== Passage

(b) A procedure to ensure that the drug boxes are inspected at least weekly to determine if they  
have expired or have been opened.  
(c) Procedures for the storage and control of a drug box while it is assigned to, and being used  
by, the prescriber, a registered nurse, or a physician's assistant.  
(d) A procedure for implementing the hospice medical director's responsibility for ensuring  
that prescriptions for drugs removed from the drug boxes are obtained from an appropriate  
prescriber.  
(2) A pharmacy shall stock drug boxes for a hospice emergency care system in accordance with  
the policies and procedures developed by the hospice and approved by the hospice medical  
director.  
(3) The drugs contained in each drug box must be listed inside the front cover of the box. Each  
box must be equipped with only 1 nonreusable, tamper-evident seal or sealing system which is a  
color that designates that the box has not been opened and several nonreusable, tamper-evident  
seals or sealing systems which are a different color that designates that the box has been opened.  
(4) A drug box must be numbered. A permanent record of all drug boxes must be maintained at  
the pharmacy.  
(5) A label that contains all of the following information must be attached to the drug box so  
that it is visible from the outside of the box:  
(a) The name and address of the pharmacy.  
(b) The name and address of the hospice.  
(c) The name of the pharmacist who last inspected and restocked the drug box.  
(d) The date the drug box was last restocked.  
(e) The date on which the drug box must be returned to the pharmacy for the replacement of  
expired drugs.  
(f) The number of the drug box.  
(6) After the drug box has been stocked and labeled, the pharmacist shall seal it with the  
nonreusable, tamper-evident seal or sealing system which is the color that designates that the box  
has not been opened.  
(7) A drug box must be kept in a substantially constructed, securely locked storage  
compartment when not under the direct control of the pharmacist, prescriber, registered nurse, or  
physician's assistant. The box must be stored under conditions that will maintain the stability,  
integrity, and effectiveness of the drugs. Access to the storage compartment and to the drug box  
must be limited to individuals who are authorized to stock the drug box or to dispense drugs  
from the drug box on the order of an appropriate prescriber.

====

The task: Pick up the passage on hospice drug boxes after its last sentence and continue it. None of the items have any bearing on the passage on hospice drug boxes.

== Data

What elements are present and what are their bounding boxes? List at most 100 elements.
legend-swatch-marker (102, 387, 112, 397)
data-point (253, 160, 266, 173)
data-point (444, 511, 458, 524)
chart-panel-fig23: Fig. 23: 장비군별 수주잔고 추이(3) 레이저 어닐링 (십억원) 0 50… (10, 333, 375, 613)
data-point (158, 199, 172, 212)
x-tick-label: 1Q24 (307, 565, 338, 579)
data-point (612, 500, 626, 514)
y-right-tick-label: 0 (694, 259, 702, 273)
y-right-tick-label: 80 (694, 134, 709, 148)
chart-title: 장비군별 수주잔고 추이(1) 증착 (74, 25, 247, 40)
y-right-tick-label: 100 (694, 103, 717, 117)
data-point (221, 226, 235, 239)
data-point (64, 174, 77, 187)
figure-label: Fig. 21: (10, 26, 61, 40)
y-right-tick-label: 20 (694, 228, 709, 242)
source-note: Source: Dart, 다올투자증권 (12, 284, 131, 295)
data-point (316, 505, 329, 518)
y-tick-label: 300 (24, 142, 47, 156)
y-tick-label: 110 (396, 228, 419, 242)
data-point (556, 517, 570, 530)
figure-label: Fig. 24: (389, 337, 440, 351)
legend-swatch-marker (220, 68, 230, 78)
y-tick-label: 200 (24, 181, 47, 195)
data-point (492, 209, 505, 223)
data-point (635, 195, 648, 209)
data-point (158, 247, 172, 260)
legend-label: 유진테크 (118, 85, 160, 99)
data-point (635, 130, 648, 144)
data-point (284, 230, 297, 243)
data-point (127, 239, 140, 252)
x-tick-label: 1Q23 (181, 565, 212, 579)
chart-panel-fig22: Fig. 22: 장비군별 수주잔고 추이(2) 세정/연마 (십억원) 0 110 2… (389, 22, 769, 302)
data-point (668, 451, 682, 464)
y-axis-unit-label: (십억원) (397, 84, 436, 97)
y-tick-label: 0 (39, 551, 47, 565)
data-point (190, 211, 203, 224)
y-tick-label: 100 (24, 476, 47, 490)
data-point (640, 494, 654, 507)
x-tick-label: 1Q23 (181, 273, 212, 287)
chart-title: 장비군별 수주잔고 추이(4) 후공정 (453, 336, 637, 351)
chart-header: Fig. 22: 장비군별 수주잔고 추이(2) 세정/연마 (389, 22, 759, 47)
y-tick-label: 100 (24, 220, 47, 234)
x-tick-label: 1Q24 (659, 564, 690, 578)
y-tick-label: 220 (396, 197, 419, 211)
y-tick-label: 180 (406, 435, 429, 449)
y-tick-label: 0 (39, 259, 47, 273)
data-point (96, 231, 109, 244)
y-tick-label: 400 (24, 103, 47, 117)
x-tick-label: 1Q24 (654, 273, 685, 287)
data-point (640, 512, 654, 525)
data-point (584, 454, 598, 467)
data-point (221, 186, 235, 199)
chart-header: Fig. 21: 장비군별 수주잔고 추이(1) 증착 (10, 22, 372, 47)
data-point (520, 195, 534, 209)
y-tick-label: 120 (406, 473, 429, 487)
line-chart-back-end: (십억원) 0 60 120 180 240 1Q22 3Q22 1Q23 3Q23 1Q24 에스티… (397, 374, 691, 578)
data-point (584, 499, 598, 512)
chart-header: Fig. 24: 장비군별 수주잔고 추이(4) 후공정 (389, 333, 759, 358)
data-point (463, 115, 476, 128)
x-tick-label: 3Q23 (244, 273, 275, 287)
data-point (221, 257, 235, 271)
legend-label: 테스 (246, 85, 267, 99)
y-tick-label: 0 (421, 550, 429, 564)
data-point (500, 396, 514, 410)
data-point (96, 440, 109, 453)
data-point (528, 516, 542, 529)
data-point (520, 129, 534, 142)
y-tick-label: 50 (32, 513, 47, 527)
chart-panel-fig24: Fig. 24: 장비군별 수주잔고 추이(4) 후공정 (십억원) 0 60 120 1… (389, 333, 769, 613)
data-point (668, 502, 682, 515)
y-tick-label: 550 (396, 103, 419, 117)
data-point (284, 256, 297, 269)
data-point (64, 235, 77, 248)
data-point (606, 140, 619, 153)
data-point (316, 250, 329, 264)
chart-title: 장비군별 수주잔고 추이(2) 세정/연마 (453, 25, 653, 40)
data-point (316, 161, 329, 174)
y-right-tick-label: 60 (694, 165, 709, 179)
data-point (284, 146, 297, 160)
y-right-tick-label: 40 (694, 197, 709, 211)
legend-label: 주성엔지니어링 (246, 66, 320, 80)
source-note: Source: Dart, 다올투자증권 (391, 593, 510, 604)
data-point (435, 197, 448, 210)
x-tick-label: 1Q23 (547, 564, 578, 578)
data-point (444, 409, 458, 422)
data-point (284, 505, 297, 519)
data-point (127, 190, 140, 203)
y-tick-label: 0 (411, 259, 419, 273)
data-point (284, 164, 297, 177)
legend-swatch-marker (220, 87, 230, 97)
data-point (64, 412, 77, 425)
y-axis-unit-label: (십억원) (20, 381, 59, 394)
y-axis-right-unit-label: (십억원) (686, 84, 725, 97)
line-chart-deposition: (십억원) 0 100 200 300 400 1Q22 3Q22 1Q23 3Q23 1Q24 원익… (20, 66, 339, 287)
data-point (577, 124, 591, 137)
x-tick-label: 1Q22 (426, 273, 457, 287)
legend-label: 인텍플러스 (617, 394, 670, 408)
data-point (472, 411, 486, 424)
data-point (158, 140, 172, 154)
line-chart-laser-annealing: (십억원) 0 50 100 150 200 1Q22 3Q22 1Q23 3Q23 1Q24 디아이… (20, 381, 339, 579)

====

Your response:
(8) The drug box must remain sealed at all times, except when in use. All drugs removed from  
the box must be recorded on a medication use form. After completing the form, the physician,  
registered nurse or physician's assistant who removed the drug must place the form in the drug  
box and seal the box with a nonreusable, tamper-evident seal or sealing system which is a color  
that designates that the box has been opened.  
(9) Each drug box under the control of the pharmacy must be examined at least weekly to  
ensure that the seal which designates that the box has not been opened is still intact and the  
expiration date has not been exceeded. If the expiration date has been exceeded or the box has  
been opened, the box must be returned to the pharmacy. The written prescription for all drugs  
34  
that have been administered from the drug box must accompany the drug box when it is returned  
to the pharmacy after opening.  
(10) The pharmacy shall maintain a permanent record of drug box exchanges on a drug box  
exchange log. The record must contain all of the following information:  
(a) The number of the box.  
(b) The name of the hospice to which the box is released.  
(c) The date the box is released to the hospice.  
(d) The name and signature of the pharmacist who releases the box to the hospice.  
(e) The expiration date assigned.  
(f) The date the box is returned to the pharmacy for restocking.  
(g) The name and signature of the pharmacist who received the box for restocking.  
(11) Upon return of the drug box to the pharmacy, the pharmacist shall reconcile the drugs  
dispensed from the drug box with the prescriptions of the appropriate prescriber or medical  
director of the hospice. The pharmacist shall note that the prescriptions were dispensed from the  
hospice drug box on the back of the prescriptions. The prescriptions must be filed in the same  
manner as other prescriptions are maintained at the pharmacy.